• _Given instruction_
Here is the task for the listing below: output exactly the lines from the one containing "Reverse-engineer this chart into JSON." through the one containing "Output a JSON", and leave out the pictures.

• _Recorded information_
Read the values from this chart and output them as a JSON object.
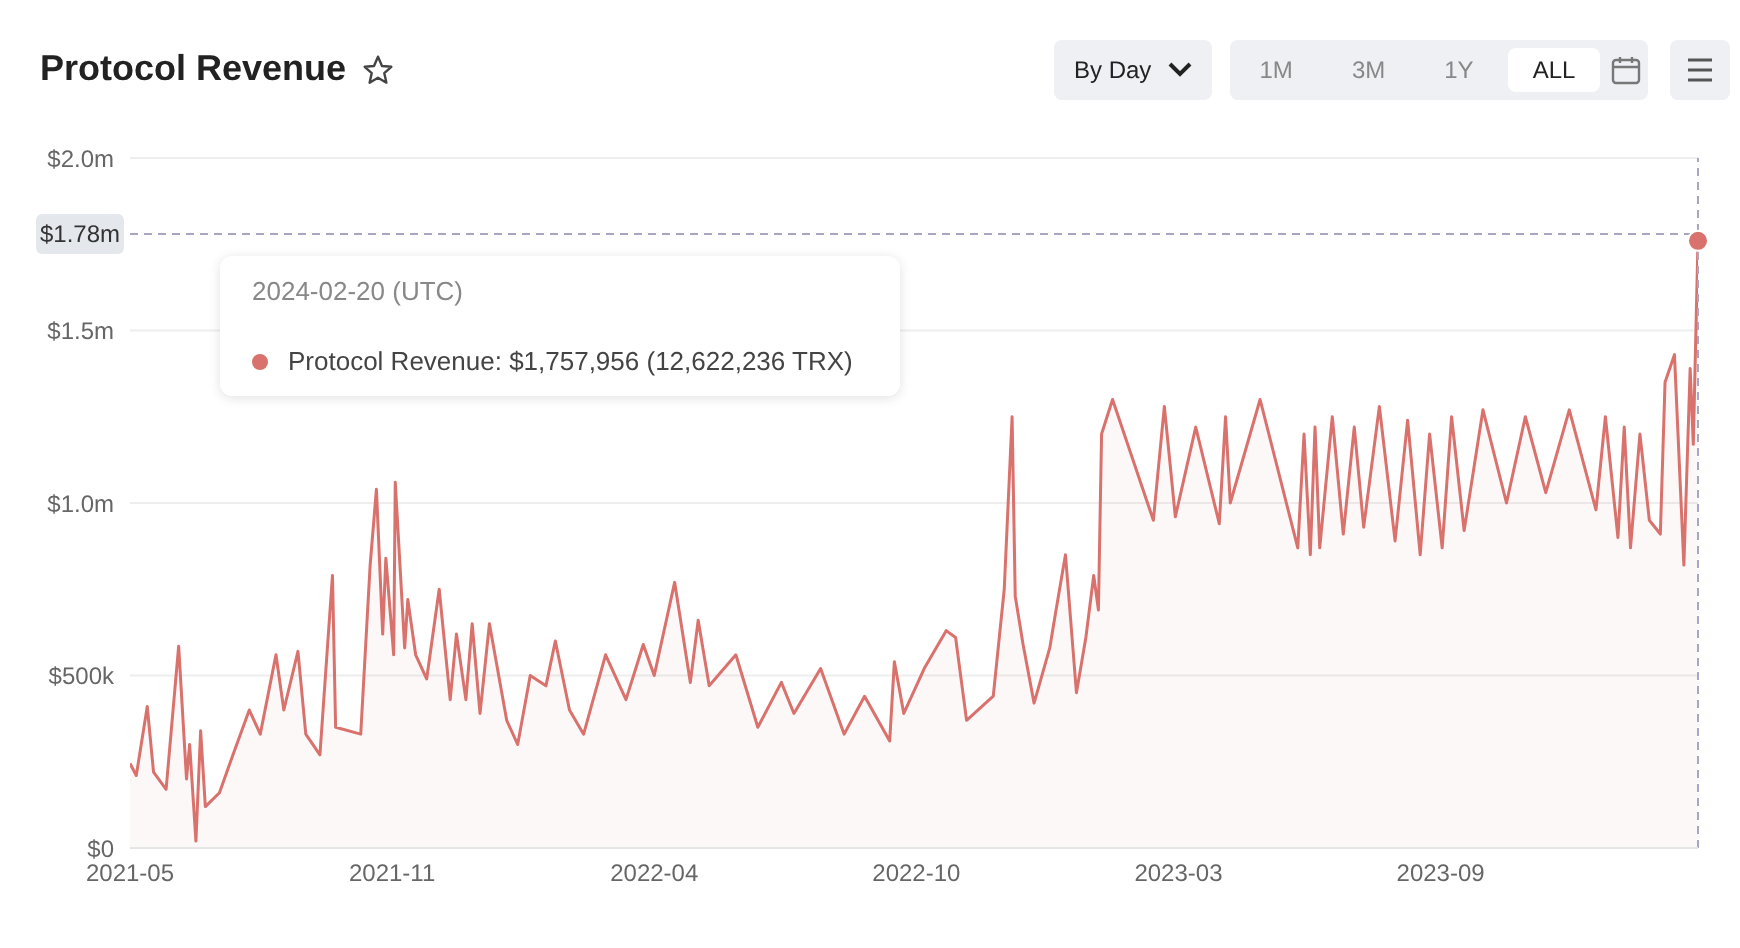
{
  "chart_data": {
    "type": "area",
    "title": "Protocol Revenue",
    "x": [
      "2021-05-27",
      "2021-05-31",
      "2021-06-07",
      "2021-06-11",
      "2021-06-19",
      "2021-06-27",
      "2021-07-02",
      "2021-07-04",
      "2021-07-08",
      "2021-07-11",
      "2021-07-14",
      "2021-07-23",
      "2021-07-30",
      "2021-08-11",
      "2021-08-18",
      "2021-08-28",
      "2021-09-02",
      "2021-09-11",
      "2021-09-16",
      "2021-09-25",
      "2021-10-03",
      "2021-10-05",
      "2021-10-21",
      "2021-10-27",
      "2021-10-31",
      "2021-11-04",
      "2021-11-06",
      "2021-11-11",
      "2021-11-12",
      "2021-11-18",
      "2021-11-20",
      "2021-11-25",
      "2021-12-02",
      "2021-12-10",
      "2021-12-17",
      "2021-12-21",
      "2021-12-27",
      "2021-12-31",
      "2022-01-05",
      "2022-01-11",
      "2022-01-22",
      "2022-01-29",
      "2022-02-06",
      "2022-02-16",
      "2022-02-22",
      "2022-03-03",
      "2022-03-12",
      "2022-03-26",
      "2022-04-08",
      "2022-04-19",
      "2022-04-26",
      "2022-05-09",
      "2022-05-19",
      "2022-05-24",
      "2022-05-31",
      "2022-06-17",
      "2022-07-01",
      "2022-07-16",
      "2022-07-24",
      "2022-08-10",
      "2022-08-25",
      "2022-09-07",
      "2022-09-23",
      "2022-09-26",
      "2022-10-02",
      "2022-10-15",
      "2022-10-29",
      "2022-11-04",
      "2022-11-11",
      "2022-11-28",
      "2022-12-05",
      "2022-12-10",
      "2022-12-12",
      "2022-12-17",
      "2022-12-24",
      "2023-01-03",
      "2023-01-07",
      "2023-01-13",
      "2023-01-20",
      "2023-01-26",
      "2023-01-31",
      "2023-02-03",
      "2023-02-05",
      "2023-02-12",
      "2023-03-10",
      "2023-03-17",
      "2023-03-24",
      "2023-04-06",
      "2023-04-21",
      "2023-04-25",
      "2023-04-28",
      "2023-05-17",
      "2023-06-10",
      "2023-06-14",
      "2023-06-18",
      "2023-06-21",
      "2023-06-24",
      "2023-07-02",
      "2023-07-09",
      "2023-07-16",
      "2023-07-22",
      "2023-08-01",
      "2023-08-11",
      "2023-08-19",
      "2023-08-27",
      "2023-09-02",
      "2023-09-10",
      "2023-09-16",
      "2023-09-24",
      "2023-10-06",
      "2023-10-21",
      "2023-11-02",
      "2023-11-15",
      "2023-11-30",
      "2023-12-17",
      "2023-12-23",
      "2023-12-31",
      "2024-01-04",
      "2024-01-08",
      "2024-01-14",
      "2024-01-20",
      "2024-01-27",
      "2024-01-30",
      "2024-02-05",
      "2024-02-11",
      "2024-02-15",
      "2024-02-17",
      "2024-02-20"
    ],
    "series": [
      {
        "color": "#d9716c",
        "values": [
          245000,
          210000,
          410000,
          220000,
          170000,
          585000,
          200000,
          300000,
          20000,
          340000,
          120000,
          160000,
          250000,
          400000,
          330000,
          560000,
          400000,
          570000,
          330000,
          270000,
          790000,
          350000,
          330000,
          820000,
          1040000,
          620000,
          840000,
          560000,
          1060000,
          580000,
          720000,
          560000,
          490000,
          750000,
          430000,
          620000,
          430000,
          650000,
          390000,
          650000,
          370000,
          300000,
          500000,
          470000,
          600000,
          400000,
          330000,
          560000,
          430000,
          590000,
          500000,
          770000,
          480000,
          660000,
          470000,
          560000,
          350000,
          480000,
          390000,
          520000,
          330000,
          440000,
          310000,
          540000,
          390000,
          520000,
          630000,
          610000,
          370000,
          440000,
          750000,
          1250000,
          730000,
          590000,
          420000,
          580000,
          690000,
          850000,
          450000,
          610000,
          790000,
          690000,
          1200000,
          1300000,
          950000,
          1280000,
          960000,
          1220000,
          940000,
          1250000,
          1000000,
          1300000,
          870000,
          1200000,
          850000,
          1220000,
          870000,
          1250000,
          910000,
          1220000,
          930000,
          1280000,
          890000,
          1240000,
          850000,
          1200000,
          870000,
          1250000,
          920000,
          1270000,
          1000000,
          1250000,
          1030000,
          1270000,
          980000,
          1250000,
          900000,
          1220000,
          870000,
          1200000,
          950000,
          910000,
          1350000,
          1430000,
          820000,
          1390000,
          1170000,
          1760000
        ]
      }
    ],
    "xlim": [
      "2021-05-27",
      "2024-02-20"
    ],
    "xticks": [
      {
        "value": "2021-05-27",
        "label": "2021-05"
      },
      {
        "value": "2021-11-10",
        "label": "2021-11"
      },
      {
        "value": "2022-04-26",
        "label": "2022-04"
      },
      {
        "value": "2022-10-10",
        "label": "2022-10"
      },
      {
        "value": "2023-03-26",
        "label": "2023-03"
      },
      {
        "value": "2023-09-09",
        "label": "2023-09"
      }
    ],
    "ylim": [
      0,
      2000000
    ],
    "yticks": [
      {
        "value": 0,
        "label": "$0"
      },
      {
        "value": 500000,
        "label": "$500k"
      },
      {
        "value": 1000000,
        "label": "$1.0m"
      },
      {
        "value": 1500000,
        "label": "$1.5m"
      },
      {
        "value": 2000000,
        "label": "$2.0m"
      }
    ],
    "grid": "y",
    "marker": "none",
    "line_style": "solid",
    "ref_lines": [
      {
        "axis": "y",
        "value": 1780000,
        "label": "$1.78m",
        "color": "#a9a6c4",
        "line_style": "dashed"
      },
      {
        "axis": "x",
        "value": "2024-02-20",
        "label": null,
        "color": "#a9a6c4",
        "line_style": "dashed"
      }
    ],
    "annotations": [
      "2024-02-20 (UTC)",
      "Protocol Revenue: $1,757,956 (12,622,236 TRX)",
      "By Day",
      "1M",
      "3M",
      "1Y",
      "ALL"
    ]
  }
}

* * *

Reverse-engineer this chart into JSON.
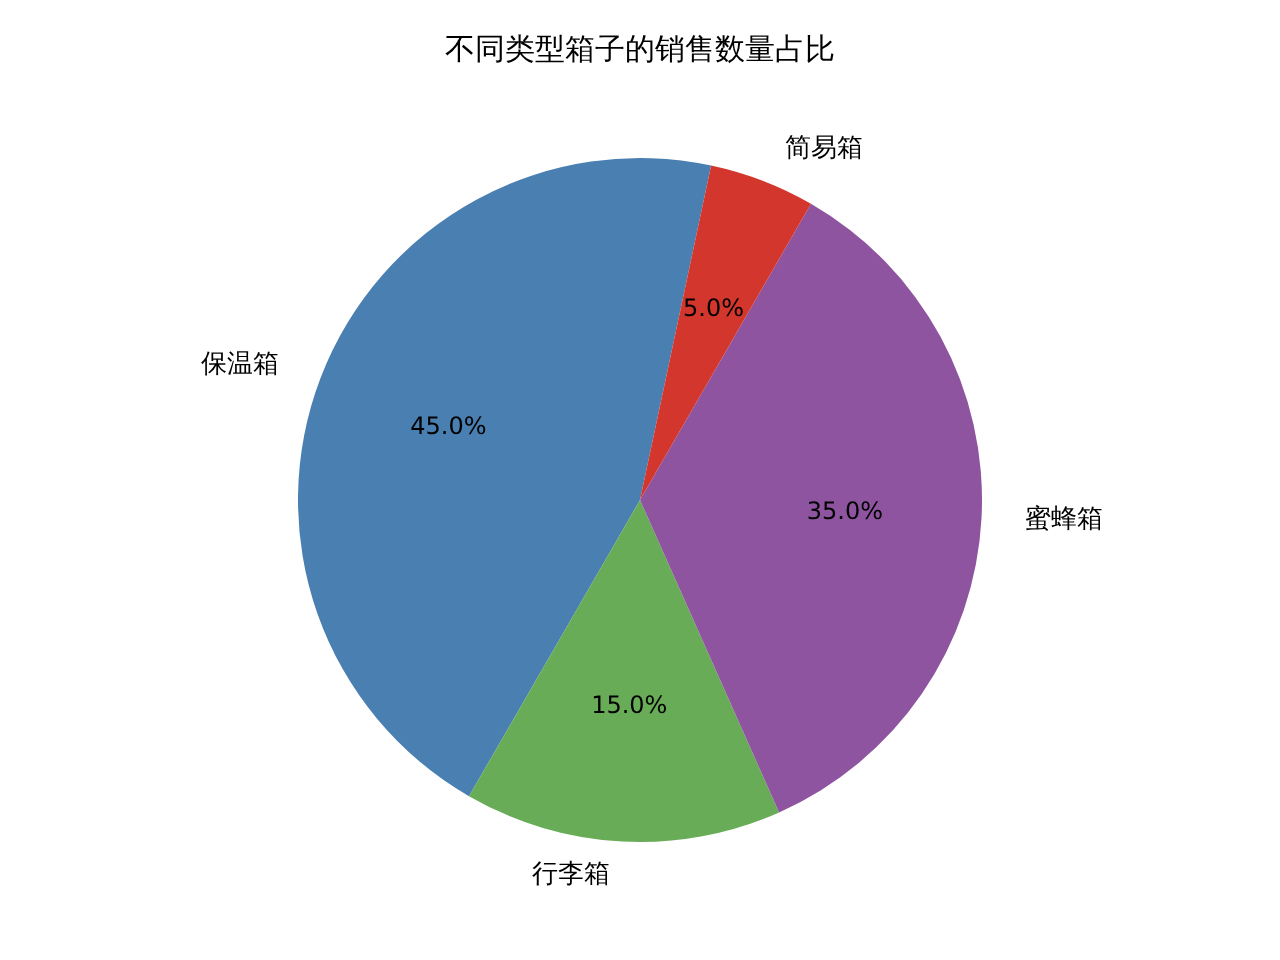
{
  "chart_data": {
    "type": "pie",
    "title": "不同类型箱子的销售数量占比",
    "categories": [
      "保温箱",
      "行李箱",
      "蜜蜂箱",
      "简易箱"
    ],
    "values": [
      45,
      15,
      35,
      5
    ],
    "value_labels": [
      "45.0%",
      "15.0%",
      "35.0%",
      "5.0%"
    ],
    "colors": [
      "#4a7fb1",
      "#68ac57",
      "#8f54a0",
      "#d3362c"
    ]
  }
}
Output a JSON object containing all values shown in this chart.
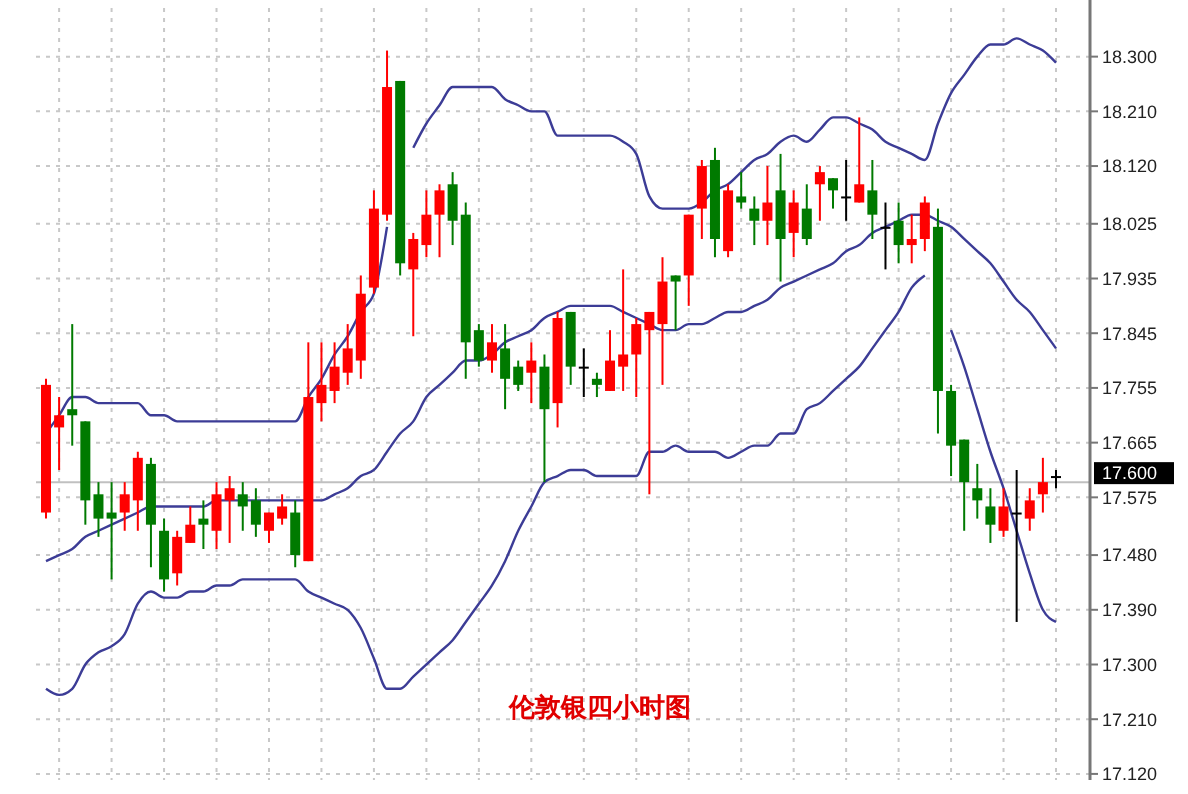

--

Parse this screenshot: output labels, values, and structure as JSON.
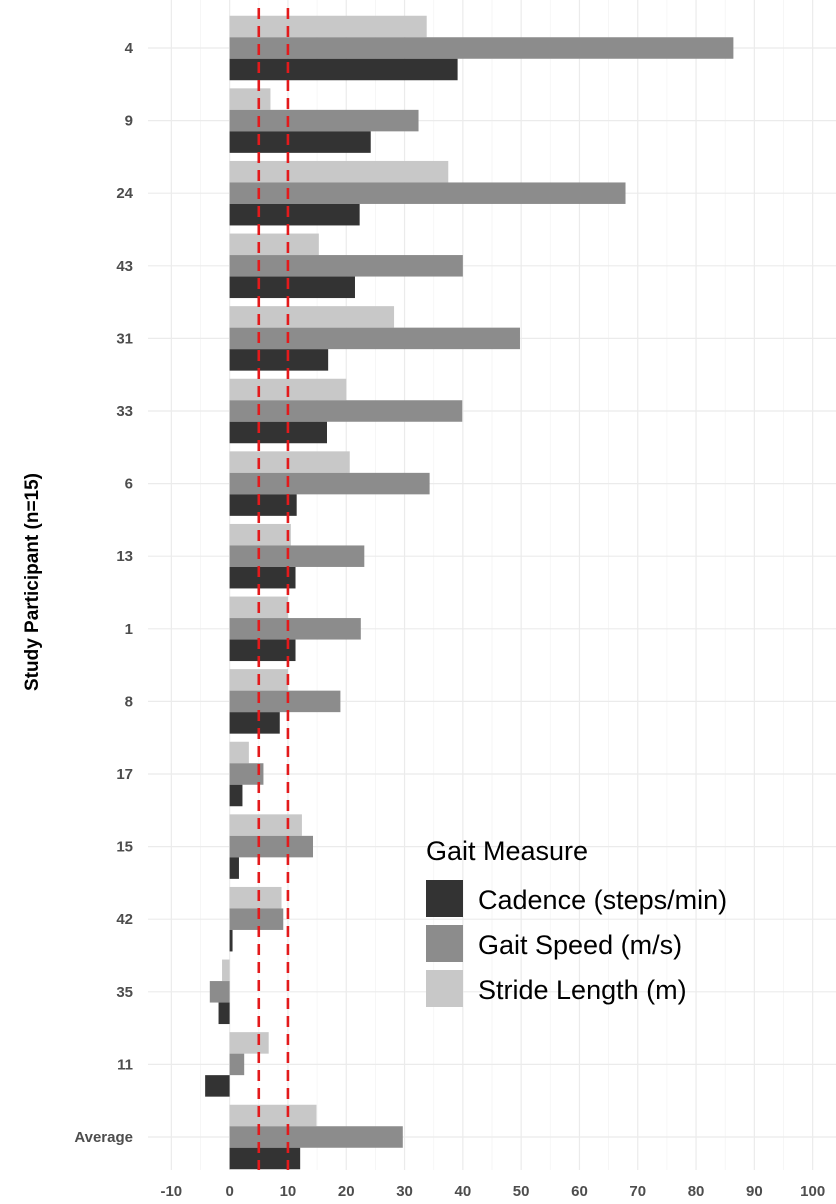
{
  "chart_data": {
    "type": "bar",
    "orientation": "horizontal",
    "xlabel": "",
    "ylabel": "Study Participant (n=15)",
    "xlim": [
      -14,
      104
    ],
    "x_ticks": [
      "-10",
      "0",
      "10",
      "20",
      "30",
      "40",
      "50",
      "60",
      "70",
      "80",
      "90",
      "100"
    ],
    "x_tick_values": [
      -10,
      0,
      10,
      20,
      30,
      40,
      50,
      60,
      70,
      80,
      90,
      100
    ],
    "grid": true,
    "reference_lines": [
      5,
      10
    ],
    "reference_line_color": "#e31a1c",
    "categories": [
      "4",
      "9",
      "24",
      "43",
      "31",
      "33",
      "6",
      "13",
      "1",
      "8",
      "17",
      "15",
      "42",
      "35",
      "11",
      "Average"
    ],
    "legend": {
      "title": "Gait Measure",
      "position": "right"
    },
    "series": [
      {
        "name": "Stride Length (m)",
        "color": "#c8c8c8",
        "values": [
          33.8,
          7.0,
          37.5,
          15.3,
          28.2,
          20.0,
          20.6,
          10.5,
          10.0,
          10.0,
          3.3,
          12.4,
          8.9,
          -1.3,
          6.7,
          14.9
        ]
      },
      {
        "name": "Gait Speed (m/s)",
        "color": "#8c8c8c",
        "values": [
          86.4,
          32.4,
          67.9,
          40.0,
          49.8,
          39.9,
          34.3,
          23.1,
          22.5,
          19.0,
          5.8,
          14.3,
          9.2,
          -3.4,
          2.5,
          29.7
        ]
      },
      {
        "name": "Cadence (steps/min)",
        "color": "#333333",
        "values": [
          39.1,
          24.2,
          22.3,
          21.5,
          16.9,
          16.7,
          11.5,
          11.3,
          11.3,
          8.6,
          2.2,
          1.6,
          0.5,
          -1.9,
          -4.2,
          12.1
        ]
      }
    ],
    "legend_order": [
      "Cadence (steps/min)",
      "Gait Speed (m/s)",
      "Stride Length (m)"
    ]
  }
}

• _Solution for this exercise_
Reverse-engineer this chart into JSON.
{
  "chart_data": {
    "type": "pie",
    "title": "不同类型箱子的销售数量占比",
    "categories": [
      "保温箱",
      "行李箱",
      "蜜蜂箱",
      "简易箱"
    ],
    "values": [
      45,
      15,
      35,
      5
    ],
    "value_labels": [
      "45.0%",
      "15.0%",
      "35.0%",
      "5.0%"
    ],
    "colors": [
      "#4a7fb1",
      "#68ac57",
      "#8f54a0",
      "#d3362c"
    ]
  }
}
Output a JSON object containing all values shown in this chart.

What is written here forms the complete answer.